Answer with a single number: how many lines in the listing below include "消费者特征"?

(Extracts from a graphics dataset)
-*-*-
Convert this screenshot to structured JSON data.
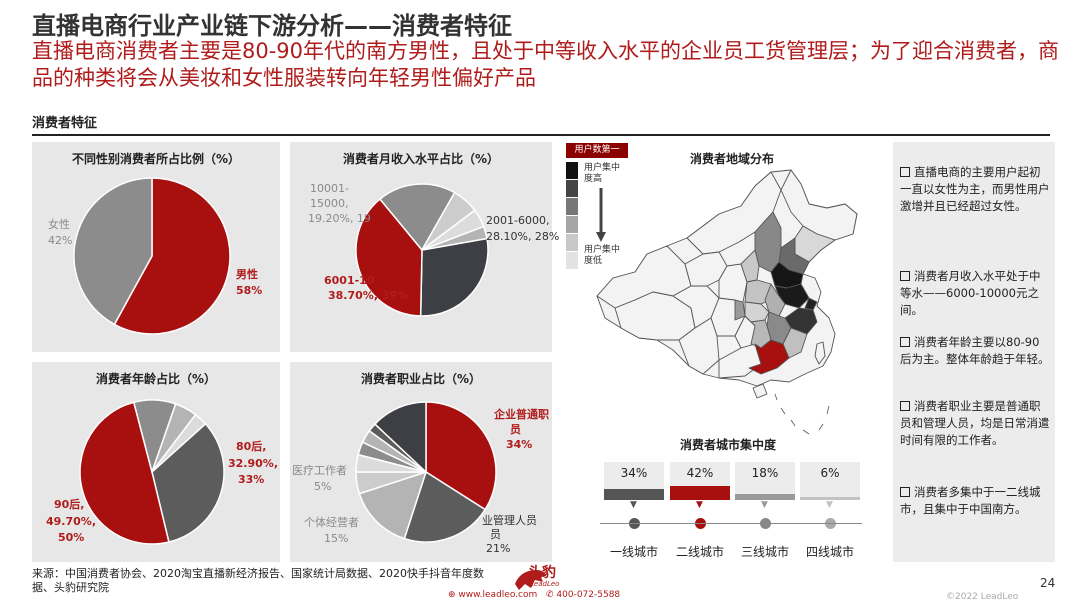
{
  "header": {
    "title": "直播电商行业产业链下游分析——消费者特征",
    "subtitle": "直播电商消费者主要是80-90年代的南方男性，且处于中等收入水平的企业员工货管理层；为了迎合消费者，商品的种类将会从美妆和女性服装转向年轻男性偏好产品",
    "section_title": "消费者特征"
  },
  "colors": {
    "red": "#a80f0f",
    "dark": "#3d3f44",
    "mid": "#5c5c5c",
    "grey": "#8c8c8c",
    "light": "#b4b4b4",
    "lighter": "#cccccc",
    "pale": "#dcdcdc",
    "accent_text": "#b01c1c"
  },
  "chart_data": [
    {
      "type": "pie",
      "title": "不同性别消费者所占比例（%）",
      "series": [
        {
          "name": "男性",
          "value": 58,
          "label": "58%"
        },
        {
          "name": "女性",
          "value": 42,
          "label": "42%"
        }
      ]
    },
    {
      "type": "pie",
      "title": "消费者月收入水平占比（%）",
      "series": [
        {
          "name": "2001-6000",
          "value": 28.1,
          "label": "28.10%, 28%"
        },
        {
          "name": "6001-10000",
          "value": 38.7,
          "label": "38.70%, 39%"
        },
        {
          "name": "10001-15000",
          "value": 19.2,
          "label": "19.20%, 19%"
        },
        {
          "name": "other_a",
          "value": 6.5
        },
        {
          "name": "other_b",
          "value": 4.5
        },
        {
          "name": "other_c",
          "value": 3.0
        }
      ],
      "visible_labels": {
        "a_name": "2001-6000,",
        "a_value": "28.10%, 28%",
        "b_name": "6001-10",
        "b_value": "38.70%, 39%",
        "c_line1": "10001-",
        "c_line2": "15000,",
        "c_value": "19.20%, 19"
      }
    },
    {
      "type": "pie",
      "title": "消费者年龄占比（%）",
      "series": [
        {
          "name": "80后",
          "value": 32.9,
          "label": "32.90%, 33%"
        },
        {
          "name": "90后",
          "value": 49.7,
          "label": "49.70%, 50%"
        },
        {
          "name": "other_a",
          "value": 9.4
        },
        {
          "name": "other_b",
          "value": 5.0
        },
        {
          "name": "other_c",
          "value": 3.0
        }
      ],
      "visible_labels": {
        "a_name": "80后,",
        "a_value1": "32.90%,",
        "a_value2": "33%",
        "b_name": "90后,",
        "b_value1": "49.70%,",
        "b_value2": "50%"
      }
    },
    {
      "type": "pie",
      "title": "消费者职业占比（%）",
      "series": [
        {
          "name": "企业普通职员",
          "value": 34,
          "label": "34%"
        },
        {
          "name": "企业管理人员",
          "value": 21,
          "label": "21%"
        },
        {
          "name": "个体经营者",
          "value": 15,
          "label": "15%"
        },
        {
          "name": "医疗工作者",
          "value": 5,
          "label": "5%"
        },
        {
          "name": "other_a",
          "value": 4
        },
        {
          "name": "other_b",
          "value": 3
        },
        {
          "name": "other_c",
          "value": 3
        },
        {
          "name": "other_d",
          "value": 2
        },
        {
          "name": "other_e",
          "value": 13
        }
      ],
      "visible_labels": {
        "a_l1": "企业普通职",
        "a_l2": "员",
        "a_l3": "34%",
        "b_l1": "业管理人员",
        "b_l2": "员",
        "b_l3": "21%",
        "c_l1": "个体经营者",
        "c_l2": "15%",
        "d_l1": "医疗工作者",
        "d_l2": "5%"
      }
    },
    {
      "type": "bar",
      "title": "消费者城市集中度",
      "categories": [
        "一线城市",
        "二线城市",
        "三线城市",
        "四线城市"
      ],
      "values": [
        34,
        42,
        18,
        6
      ],
      "labels": [
        "34%",
        "42%",
        "18%",
        "6%"
      ],
      "ylim": [
        0,
        100
      ]
    }
  ],
  "map": {
    "title": "消费者地域分布",
    "legend_badge": "用户数第一",
    "legend_high": [
      "用户集中",
      "度高"
    ],
    "legend_low": [
      "用户集中",
      "度低"
    ]
  },
  "notes": [
    "直播电商的主要用户起初一直以女性为主，而男性用户激增并且已经超过女性。",
    "消费者月收入水平处于中等水——6000-10000元之间。",
    "消费者年龄主要以80-90后为主。整体年龄趋于年轻。",
    "消费者职业主要是普通职员和管理人员，均是日常消遣时间有限的工作者。",
    "消费者多集中于一二线城市，且集中于中国南方。"
  ],
  "footer": {
    "source": "来源：中国消费者协会、2020淘宝直播新经济报告、国家统计局数据、2020快手抖音年度数据、头豹研究院",
    "logo_cn": "头豹",
    "logo_en": "LeadLeo",
    "website": "www.leadleo.com",
    "phone": "400-072-5588",
    "page": "24",
    "copyright": "©2022 LeadLeo"
  }
}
-*-*-
- Solution below
2